◆ YOUR TASK ◆
Without the pictures, copy all the entries below exactly.

Stored records
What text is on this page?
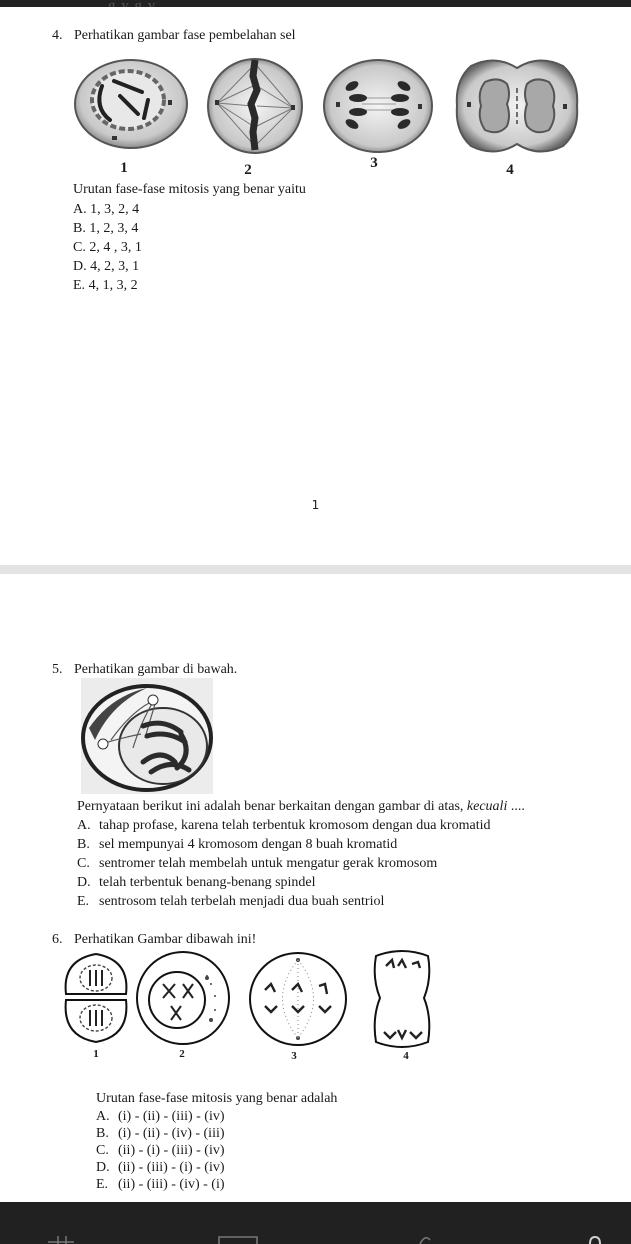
4. Perhatikan gambar fase pembelahan sel
1	2	3	4
Urutan fase-fase mitosis yang benar yaitu
A. 1, 3, 2, 4
B. 1, 2, 3, 4
C. 2, 4 , 3, 1
D. 4, 2, 3, 1
E. 4, 1, 3, 2
1
5. Perhatikan gambar di bawah.
Pernyataan berikut ini adalah benar berkaitan dengan gambar di atas, kecuali ....
A. tahap profase, karena telah terbentuk kromosom dengan dua kromatid
B. sel mempunyai 4 kromosom dengan 8 buah kromatid
C. sentromer telah membelah untuk mengatur gerak kromosom
D. telah terbentuk benang-benang spindel
E. sentrosom telah terbelah menjadi dua buah sentriol
6. Perhatikan Gambar dibawah ini!
1	2	3	4
Urutan fase-fase mitosis yang benar adalah
A. (i) - (ii) - (iii) - (iv)
B. (i) - (ii) - (iv) - (iii)
C. (ii) - (i) - (iii) - (iv)
D. (ii) - (iii) - (i) - (iv)
E. (ii) - (iii) - (iv) - (i)
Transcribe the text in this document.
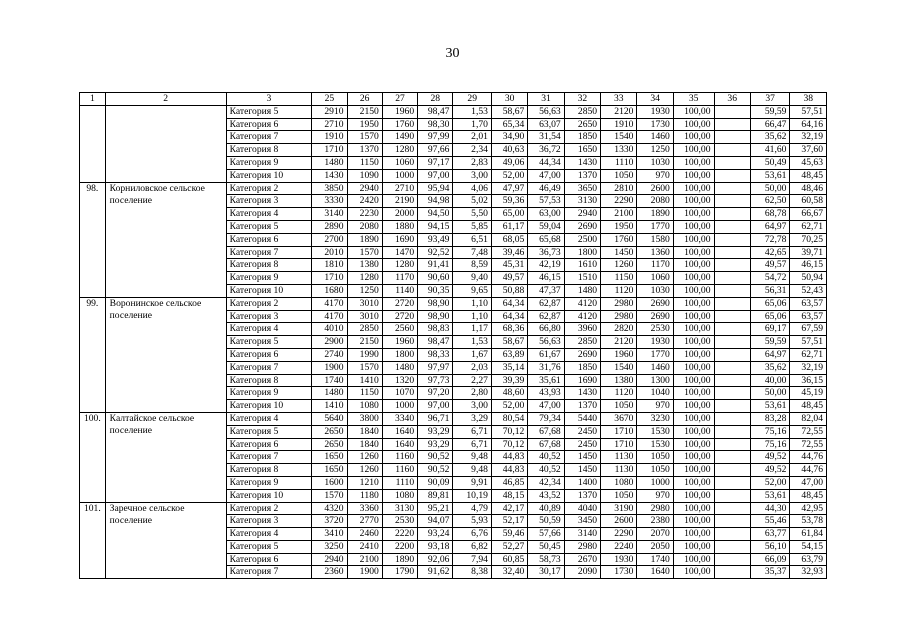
30
1	2	3	25	26	27	28	29	30	31	32	33	34	35	36	37	38
		Категория 5	2910	2150	1960	98,47	1,53	58,67	56,63	2850	2120	1930	100,00		59,59	57,51
		Категория 6	2710	1950	1760	98,30	1,70	65,34	63,07	2650	1910	1730	100,00		66,47	64,16
		Категория 7	1910	1570	1490	97,99	2,01	34,90	31,54	1850	1540	1460	100,00		35,62	32,19
		Категория 8	1710	1370	1280	97,66	2,34	40,63	36,72	1650	1330	1250	100,00		41,60	37,60
		Категория 9	1480	1150	1060	97,17	2,83	49,06	44,34	1430	1110	1030	100,00		50,49	45,63
		Категория 10	1430	1090	1000	97,00	3,00	52,00	47,00	1370	1050	970	100,00		53,61	48,45
98.	Корниловское сельское поселение	Категория 2	3850	2940	2710	95,94	4,06	47,97	46,49	3650	2810	2600	100,00		50,00	48,46
		Категория 3	3330	2420	2190	94,98	5,02	59,36	57,53	3130	2290	2080	100,00		62,50	60,58
		Категория 4	3140	2230	2000	94,50	5,50	65,00	63,00	2940	2100	1890	100,00		68,78	66,67
		Категория 5	2890	2080	1880	94,15	5,85	61,17	59,04	2690	1950	1770	100,00		64,97	62,71
		Категория 6	2700	1890	1690	93,49	6,51	68,05	65,68	2500	1760	1580	100,00		72,78	70,25
		Категория 7	2010	1570	1470	92,52	7,48	39,46	36,73	1800	1450	1360	100,00		42,65	39,71
		Категория 8	1810	1380	1280	91,41	8,59	45,31	42,19	1610	1260	1170	100,00		49,57	46,15
		Категория 9	1710	1280	1170	90,60	9,40	49,57	46,15	1510	1150	1060	100,00		54,72	50,94
		Категория 10	1680	1250	1140	90,35	9,65	50,88	47,37	1480	1120	1030	100,00		56,31	52,43
99.	Воронинское сельское поселение	Категория 2	4170	3010	2720	98,90	1,10	64,34	62,87	4120	2980	2690	100,00		65,06	63,57
		Категория 3	4170	3010	2720	98,90	1,10	64,34	62,87	4120	2980	2690	100,00		65,06	63,57
		Категория 4	4010	2850	2560	98,83	1,17	68,36	66,80	3960	2820	2530	100,00		69,17	67,59
		Категория 5	2900	2150	1960	98,47	1,53	58,67	56,63	2850	2120	1930	100,00		59,59	57,51
		Категория 6	2740	1990	1800	98,33	1,67	63,89	61,67	2690	1960	1770	100,00		64,97	62,71
		Категория 7	1900	1570	1480	97,97	2,03	35,14	31,76	1850	1540	1460	100,00		35,62	32,19
		Категория 8	1740	1410	1320	97,73	2,27	39,39	35,61	1690	1380	1300	100,00		40,00	36,15
		Категория 9	1480	1150	1070	97,20	2,80	48,60	43,93	1430	1120	1040	100,00		50,00	45,19
		Категория 10	1410	1080	1000	97,00	3,00	52,00	47,00	1370	1050	970	100,00		53,61	48,45
100.	Калтайское сельское поселение	Категория 4	5640	3800	3340	96,71	3,29	80,54	79,34	5440	3670	3230	100,00		83,28	82,04
		Категория 5	2650	1840	1640	93,29	6,71	70,12	67,68	2450	1710	1530	100,00		75,16	72,55
		Категория 6	2650	1840	1640	93,29	6,71	70,12	67,68	2450	1710	1530	100,00		75,16	72,55
		Категория 7	1650	1260	1160	90,52	9,48	44,83	40,52	1450	1130	1050	100,00		49,52	44,76
		Категория 8	1650	1260	1160	90,52	9,48	44,83	40,52	1450	1130	1050	100,00		49,52	44,76
		Категория 9	1600	1210	1110	90,09	9,91	46,85	42,34	1400	1080	1000	100,00		52,00	47,00
		Категория 10	1570	1180	1080	89,81	10,19	48,15	43,52	1370	1050	970	100,00		53,61	48,45
101.	Заречное сельское поселение	Категория 2	4320	3360	3130	95,21	4,79	42,17	40,89	4040	3190	2980	100,00		44,30	42,95
		Категория 3	3720	2770	2530	94,07	5,93	52,17	50,59	3450	2600	2380	100,00		55,46	53,78
		Категория 4	3410	2460	2220	93,24	6,76	59,46	57,66	3140	2290	2070	100,00		63,77	61,84
		Категория 5	3250	2410	2200	93,18	6,82	52,27	50,45	2980	2240	2050	100,00		56,10	54,15
		Категория 6	2940	2100	1890	92,06	7,94	60,85	58,73	2670	1930	1740	100,00		66,09	63,79
		Категория 7	2360	1900	1790	91,62	8,38	32,40	30,17	2090	1730	1640	100,00		35,37	32,93
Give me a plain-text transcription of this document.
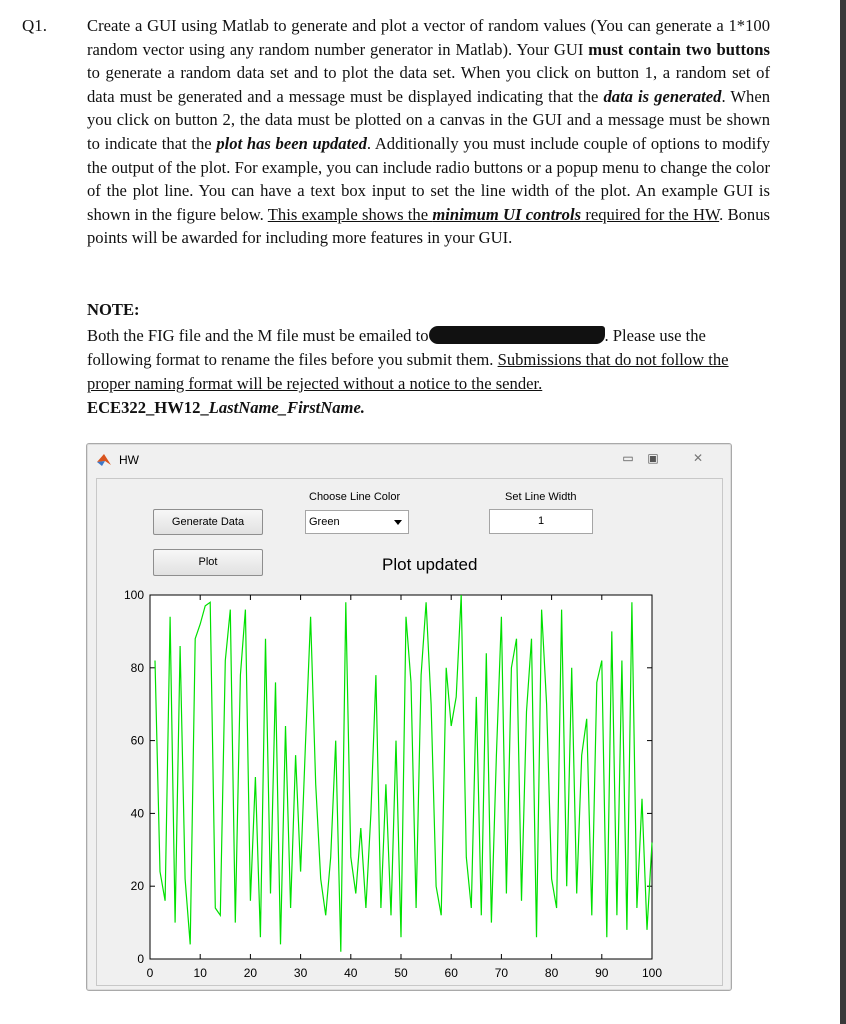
Q1. Create a GUI using Matlab to generate and plot a vector of random values (You can generate a 1*100 random vector using any random number generator in Matlab). Your GUI must contain two buttons to generate a random data set and to plot the data set. When you click on button 1, a random set of data must be generated and a message must be displayed indicating that the data is generated. When you click on button 2, the data must be plotted on a canvas in the GUI and a message must be shown to indicate that the plot has been updated. Additionally you must include couple of options to modify the output of the plot. For example, you can include radio buttons or a popup menu to change the color of the plot line. You can have a text box input to set the line width of the plot. An example GUI is shown in the figure below. This example shows the minimum UI controls required for the HW. Bonus points will be awarded for including more features in your GUI.
NOTE:
Both the FIG file and the M file must be emailed to	. Please use the following format to rename the files before you submit them. Submissions that do not follow the proper naming format will be rejected without a notice to the sender.
ECE322_HW12_LastName_FirstName.
HW	▭	▣	✕
Generate Data
Plot
Choose Line Color
Green
Set Line Width
1
Plot updated
0	10	20	30	40	50	60	70	80	90	100
0
20
40
60
80
100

◆ ANSWER BELOW ◆
What text is on this page?
4. Perhatikan gambar fase pembelahan sel
1	2	3	4
Urutan fase-fase mitosis yang benar yaitu
A. 1, 3, 2, 4
B. 1, 2, 3, 4
C. 2, 4 , 3, 1
D. 4, 2, 3, 1
E. 4, 1, 3, 2
1
5. Perhatikan gambar di bawah.
Pernyataan berikut ini adalah benar berkaitan dengan gambar di atas, kecuali ....
A. tahap profase, karena telah terbentuk kromosom dengan dua kromatid
B. sel mempunyai 4 kromosom dengan 8 buah kromatid
C. sentromer telah membelah untuk mengatur gerak kromosom
D. telah terbentuk benang-benang spindel
E. sentrosom telah terbelah menjadi dua buah sentriol
6. Perhatikan Gambar dibawah ini!
1	2	3	4
Urutan fase-fase mitosis yang benar adalah
A. (i) - (ii) - (iii) - (iv)
B. (i) - (ii) - (iv) - (iii)
C. (ii) - (i) - (iii) - (iv)
D. (ii) - (iii) - (i) - (iv)
E. (ii) - (iii) - (iv) - (i)
Transcribe the text in this document.
30
1	2	3	25	26	27	28	29	30	31	32	33	34	35	36	37	38
		Категория 5	2910	2150	1960	98,47	1,53	58,67	56,63	2850	2120	1930	100,00		59,59	57,51
		Категория 6	2710	1950	1760	98,30	1,70	65,34	63,07	2650	1910	1730	100,00		66,47	64,16
		Категория 7	1910	1570	1490	97,99	2,01	34,90	31,54	1850	1540	1460	100,00		35,62	32,19
		Категория 8	1710	1370	1280	97,66	2,34	40,63	36,72	1650	1330	1250	100,00		41,60	37,60
		Категория 9	1480	1150	1060	97,17	2,83	49,06	44,34	1430	1110	1030	100,00		50,49	45,63
		Категория 10	1430	1090	1000	97,00	3,00	52,00	47,00	1370	1050	970	100,00		53,61	48,45
98.	Корниловское сельское поселение	Категория 2	3850	2940	2710	95,94	4,06	47,97	46,49	3650	2810	2600	100,00		50,00	48,46
		Категория 3	3330	2420	2190	94,98	5,02	59,36	57,53	3130	2290	2080	100,00		62,50	60,58
		Категория 4	3140	2230	2000	94,50	5,50	65,00	63,00	2940	2100	1890	100,00		68,78	66,67
		Категория 5	2890	2080	1880	94,15	5,85	61,17	59,04	2690	1950	1770	100,00		64,97	62,71
		Категория 6	2700	1890	1690	93,49	6,51	68,05	65,68	2500	1760	1580	100,00		72,78	70,25
		Категория 7	2010	1570	1470	92,52	7,48	39,46	36,73	1800	1450	1360	100,00		42,65	39,71
		Категория 8	1810	1380	1280	91,41	8,59	45,31	42,19	1610	1260	1170	100,00		49,57	46,15
		Категория 9	1710	1280	1170	90,60	9,40	49,57	46,15	1510	1150	1060	100,00		54,72	50,94
		Категория 10	1680	1250	1140	90,35	9,65	50,88	47,37	1480	1120	1030	100,00		56,31	52,43
99.	Воронинское сельское поселение	Категория 2	4170	3010	2720	98,90	1,10	64,34	62,87	4120	2980	2690	100,00		65,06	63,57
		Категория 3	4170	3010	2720	98,90	1,10	64,34	62,87	4120	2980	2690	100,00		65,06	63,57
		Категория 4	4010	2850	2560	98,83	1,17	68,36	66,80	3960	2820	2530	100,00		69,17	67,59
		Категория 5	2900	2150	1960	98,47	1,53	58,67	56,63	2850	2120	1930	100,00		59,59	57,51
		Категория 6	2740	1990	1800	98,33	1,67	63,89	61,67	2690	1960	1770	100,00		64,97	62,71
		Категория 7	1900	1570	1480	97,97	2,03	35,14	31,76	1850	1540	1460	100,00		35,62	32,19
		Категория 8	1740	1410	1320	97,73	2,27	39,39	35,61	1690	1380	1300	100,00		40,00	36,15
		Категория 9	1480	1150	1070	97,20	2,80	48,60	43,93	1430	1120	1040	100,00		50,00	45,19
		Категория 10	1410	1080	1000	97,00	3,00	52,00	47,00	1370	1050	970	100,00		53,61	48,45
100.	Калтайское сельское поселение	Категория 4	5640	3800	3340	96,71	3,29	80,54	79,34	5440	3670	3230	100,00		83,28	82,04
		Категория 5	2650	1840	1640	93,29	6,71	70,12	67,68	2450	1710	1530	100,00		75,16	72,55
		Категория 6	2650	1840	1640	93,29	6,71	70,12	67,68	2450	1710	1530	100,00		75,16	72,55
		Категория 7	1650	1260	1160	90,52	9,48	44,83	40,52	1450	1130	1050	100,00		49,52	44,76
		Категория 8	1650	1260	1160	90,52	9,48	44,83	40,52	1450	1130	1050	100,00		49,52	44,76
		Категория 9	1600	1210	1110	90,09	9,91	46,85	42,34	1400	1080	1000	100,00		52,00	47,00
		Категория 10	1570	1180	1080	89,81	10,19	48,15	43,52	1370	1050	970	100,00		53,61	48,45
101.	Заречное сельское поселение	Категория 2	4320	3360	3130	95,21	4,79	42,17	40,89	4040	3190	2980	100,00		44,30	42,95
		Категория 3	3720	2770	2530	94,07	5,93	52,17	50,59	3450	2600	2380	100,00		55,46	53,78
		Категория 4	3410	2460	2220	93,24	6,76	59,46	57,66	3140	2290	2070	100,00		63,77	61,84
		Категория 5	3250	2410	2200	93,18	6,82	52,27	50,45	2980	2240	2050	100,00		56,10	54,15
		Категория 6	2940	2100	1890	92,06	7,94	60,85	58,73	2670	1930	1740	100,00		66,09	63,79
		Категория 7	2360	1900	1790	91,62	8,38	32,40	30,17	2090	1730	1640	100,00		35,37	32,93
Give me a plain-text transcription of this document.
Q1. Create a GUI using Matlab to generate and plot a vector of random values (You can generate a 1*100 random vector using any random number generator in Matlab). Your GUI must contain two buttons to generate a random data set and to plot the data set. When you click on button 1, a random set of data must be generated and a message must be displayed indicating that the data is generated. When you click on button 2, the data must be plotted on a canvas in the GUI and a message must be shown to indicate that the plot has been updated. Additionally you must include couple of options to modify the output of the plot. For example, you can include radio buttons or a popup menu to change the color of the plot line. You can have a text box input to set the line width of the plot. An example GUI is shown in the figure below. This example shows the minimum UI controls required for the HW. Bonus points will be awarded for including more features in your GUI.
NOTE:
Both the FIG file and the M file must be emailed to	. Please use the following format to rename the files before you submit them. Submissions that do not follow the proper naming format will be rejected without a notice to the sender.
ECE322_HW12_LastName_FirstName.
HW	▭	▣	✕
Generate Data
Plot
Choose Line Color
Green
Set Line Width
1
Plot updated
0	10	20	30	40	50	60	70	80	90	100
0
20
40
60
80
100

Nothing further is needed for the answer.